§ JOB: Across the entries below, count the lines in which the word "suffix" occurs. Reply with the count alone.
— BEGIN —
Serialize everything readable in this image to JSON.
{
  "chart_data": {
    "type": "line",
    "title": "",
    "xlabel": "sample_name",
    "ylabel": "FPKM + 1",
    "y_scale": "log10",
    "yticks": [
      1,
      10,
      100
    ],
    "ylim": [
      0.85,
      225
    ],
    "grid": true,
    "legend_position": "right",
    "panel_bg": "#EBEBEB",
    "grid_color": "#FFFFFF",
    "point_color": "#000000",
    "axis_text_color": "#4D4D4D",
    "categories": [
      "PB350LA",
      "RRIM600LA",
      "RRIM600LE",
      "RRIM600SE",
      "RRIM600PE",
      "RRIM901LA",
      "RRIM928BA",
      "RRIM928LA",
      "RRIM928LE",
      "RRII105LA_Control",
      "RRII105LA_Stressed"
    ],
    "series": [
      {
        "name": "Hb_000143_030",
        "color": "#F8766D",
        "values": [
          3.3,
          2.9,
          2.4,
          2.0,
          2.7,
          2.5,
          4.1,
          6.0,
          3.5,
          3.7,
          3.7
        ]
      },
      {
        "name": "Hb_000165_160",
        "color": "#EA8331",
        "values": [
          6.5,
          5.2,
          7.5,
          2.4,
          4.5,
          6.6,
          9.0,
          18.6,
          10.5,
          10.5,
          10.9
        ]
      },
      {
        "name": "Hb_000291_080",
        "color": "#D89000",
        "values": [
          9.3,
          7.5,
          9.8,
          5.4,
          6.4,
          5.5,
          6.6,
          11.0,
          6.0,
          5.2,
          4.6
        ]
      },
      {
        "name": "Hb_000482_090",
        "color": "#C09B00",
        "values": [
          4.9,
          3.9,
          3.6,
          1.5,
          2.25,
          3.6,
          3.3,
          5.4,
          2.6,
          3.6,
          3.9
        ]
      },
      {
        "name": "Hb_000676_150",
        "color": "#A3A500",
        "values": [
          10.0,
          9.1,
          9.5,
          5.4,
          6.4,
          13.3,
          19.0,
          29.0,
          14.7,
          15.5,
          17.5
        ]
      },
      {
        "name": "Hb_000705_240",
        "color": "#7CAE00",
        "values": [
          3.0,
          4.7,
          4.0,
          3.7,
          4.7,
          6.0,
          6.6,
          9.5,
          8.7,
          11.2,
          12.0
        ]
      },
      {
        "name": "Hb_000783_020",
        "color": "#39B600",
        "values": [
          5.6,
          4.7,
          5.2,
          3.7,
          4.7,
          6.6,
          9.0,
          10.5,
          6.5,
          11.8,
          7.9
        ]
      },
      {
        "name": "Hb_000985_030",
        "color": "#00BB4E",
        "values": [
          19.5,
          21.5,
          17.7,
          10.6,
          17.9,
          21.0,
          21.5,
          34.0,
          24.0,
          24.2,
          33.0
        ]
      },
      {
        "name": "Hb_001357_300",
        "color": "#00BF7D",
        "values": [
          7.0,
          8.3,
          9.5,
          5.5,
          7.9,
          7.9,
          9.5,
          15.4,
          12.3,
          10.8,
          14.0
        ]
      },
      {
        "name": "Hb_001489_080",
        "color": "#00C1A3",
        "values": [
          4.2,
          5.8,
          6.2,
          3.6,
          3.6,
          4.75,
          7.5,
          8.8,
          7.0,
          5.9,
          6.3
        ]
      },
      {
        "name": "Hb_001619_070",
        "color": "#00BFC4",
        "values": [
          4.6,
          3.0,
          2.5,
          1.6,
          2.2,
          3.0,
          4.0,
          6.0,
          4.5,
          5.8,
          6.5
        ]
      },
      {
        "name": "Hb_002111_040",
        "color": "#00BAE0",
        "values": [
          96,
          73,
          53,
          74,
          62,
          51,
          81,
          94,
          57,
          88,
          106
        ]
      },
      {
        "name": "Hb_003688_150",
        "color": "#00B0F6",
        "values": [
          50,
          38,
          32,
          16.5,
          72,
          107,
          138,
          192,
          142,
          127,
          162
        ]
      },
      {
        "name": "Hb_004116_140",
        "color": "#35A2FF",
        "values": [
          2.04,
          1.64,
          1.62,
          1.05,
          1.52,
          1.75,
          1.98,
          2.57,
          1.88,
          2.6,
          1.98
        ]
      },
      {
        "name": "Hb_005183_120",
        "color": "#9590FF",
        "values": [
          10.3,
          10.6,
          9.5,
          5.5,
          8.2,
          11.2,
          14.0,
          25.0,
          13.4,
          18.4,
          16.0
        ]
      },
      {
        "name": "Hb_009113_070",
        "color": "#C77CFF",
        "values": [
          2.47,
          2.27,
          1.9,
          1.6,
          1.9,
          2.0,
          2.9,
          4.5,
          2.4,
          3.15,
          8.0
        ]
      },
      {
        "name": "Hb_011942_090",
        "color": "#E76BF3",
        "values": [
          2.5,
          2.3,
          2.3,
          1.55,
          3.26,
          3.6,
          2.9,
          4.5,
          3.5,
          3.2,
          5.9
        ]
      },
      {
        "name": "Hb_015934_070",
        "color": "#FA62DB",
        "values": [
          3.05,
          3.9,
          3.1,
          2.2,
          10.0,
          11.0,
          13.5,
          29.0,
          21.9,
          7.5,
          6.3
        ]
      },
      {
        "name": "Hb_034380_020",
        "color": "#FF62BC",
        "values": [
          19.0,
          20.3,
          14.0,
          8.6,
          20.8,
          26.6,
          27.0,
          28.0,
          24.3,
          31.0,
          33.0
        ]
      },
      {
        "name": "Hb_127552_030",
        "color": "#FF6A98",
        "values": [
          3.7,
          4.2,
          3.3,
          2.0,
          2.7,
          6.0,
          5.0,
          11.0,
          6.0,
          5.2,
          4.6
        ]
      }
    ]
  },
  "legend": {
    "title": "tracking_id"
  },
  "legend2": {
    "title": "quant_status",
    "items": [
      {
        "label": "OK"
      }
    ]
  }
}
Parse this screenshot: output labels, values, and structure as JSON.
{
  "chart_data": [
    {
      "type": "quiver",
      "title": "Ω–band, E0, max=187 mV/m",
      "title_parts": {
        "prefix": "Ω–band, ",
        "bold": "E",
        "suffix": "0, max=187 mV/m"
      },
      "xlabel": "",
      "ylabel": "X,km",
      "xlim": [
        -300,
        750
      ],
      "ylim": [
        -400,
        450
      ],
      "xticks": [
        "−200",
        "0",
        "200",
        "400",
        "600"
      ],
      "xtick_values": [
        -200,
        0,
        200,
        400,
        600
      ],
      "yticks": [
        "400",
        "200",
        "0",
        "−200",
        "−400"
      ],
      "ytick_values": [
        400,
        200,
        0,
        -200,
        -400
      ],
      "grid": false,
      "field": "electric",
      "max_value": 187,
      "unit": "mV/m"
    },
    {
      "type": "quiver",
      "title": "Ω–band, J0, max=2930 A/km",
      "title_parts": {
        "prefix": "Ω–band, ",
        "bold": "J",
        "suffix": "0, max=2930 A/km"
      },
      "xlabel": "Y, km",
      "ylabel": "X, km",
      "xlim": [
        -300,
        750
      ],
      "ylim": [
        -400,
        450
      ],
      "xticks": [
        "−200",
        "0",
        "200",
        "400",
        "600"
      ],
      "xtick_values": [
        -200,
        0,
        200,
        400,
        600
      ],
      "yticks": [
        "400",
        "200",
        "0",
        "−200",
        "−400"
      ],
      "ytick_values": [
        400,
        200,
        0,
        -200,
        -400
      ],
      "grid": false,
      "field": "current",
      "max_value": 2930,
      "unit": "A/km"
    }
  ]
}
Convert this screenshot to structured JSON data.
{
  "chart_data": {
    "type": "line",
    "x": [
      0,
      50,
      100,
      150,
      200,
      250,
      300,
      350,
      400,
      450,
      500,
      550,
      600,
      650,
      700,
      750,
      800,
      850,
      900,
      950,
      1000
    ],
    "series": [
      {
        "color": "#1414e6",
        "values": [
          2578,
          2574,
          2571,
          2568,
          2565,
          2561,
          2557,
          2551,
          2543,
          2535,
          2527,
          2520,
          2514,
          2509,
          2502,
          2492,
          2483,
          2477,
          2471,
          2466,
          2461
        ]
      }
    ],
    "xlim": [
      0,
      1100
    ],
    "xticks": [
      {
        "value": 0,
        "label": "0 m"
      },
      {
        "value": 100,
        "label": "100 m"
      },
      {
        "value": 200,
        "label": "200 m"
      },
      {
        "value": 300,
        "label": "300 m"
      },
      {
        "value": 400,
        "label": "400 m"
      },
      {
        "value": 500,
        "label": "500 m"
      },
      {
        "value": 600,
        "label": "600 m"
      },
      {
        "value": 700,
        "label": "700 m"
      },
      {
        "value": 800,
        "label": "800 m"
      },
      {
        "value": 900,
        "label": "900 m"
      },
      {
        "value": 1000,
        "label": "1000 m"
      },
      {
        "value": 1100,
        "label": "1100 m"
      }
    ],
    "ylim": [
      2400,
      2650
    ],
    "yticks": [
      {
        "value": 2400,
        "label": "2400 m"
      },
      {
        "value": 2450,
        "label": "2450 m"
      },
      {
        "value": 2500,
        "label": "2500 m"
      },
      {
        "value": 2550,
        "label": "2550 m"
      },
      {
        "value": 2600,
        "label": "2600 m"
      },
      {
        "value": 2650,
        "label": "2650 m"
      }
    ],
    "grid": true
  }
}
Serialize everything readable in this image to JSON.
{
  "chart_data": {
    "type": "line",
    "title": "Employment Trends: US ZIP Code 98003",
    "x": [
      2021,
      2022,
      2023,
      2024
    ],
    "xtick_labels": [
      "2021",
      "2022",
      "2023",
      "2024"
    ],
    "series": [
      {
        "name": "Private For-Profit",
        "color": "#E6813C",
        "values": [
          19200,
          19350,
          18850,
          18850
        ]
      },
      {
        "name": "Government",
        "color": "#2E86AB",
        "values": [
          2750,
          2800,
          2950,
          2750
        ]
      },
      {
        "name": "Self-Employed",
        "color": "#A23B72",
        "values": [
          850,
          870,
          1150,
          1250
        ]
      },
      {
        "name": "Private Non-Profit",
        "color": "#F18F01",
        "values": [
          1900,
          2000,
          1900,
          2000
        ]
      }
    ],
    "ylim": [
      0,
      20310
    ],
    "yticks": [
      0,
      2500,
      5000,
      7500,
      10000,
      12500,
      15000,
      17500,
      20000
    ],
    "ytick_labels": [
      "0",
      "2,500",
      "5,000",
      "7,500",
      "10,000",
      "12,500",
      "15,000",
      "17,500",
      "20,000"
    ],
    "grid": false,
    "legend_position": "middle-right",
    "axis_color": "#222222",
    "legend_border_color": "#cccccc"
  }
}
— END —
§ COMPLETED EXERCISE: 2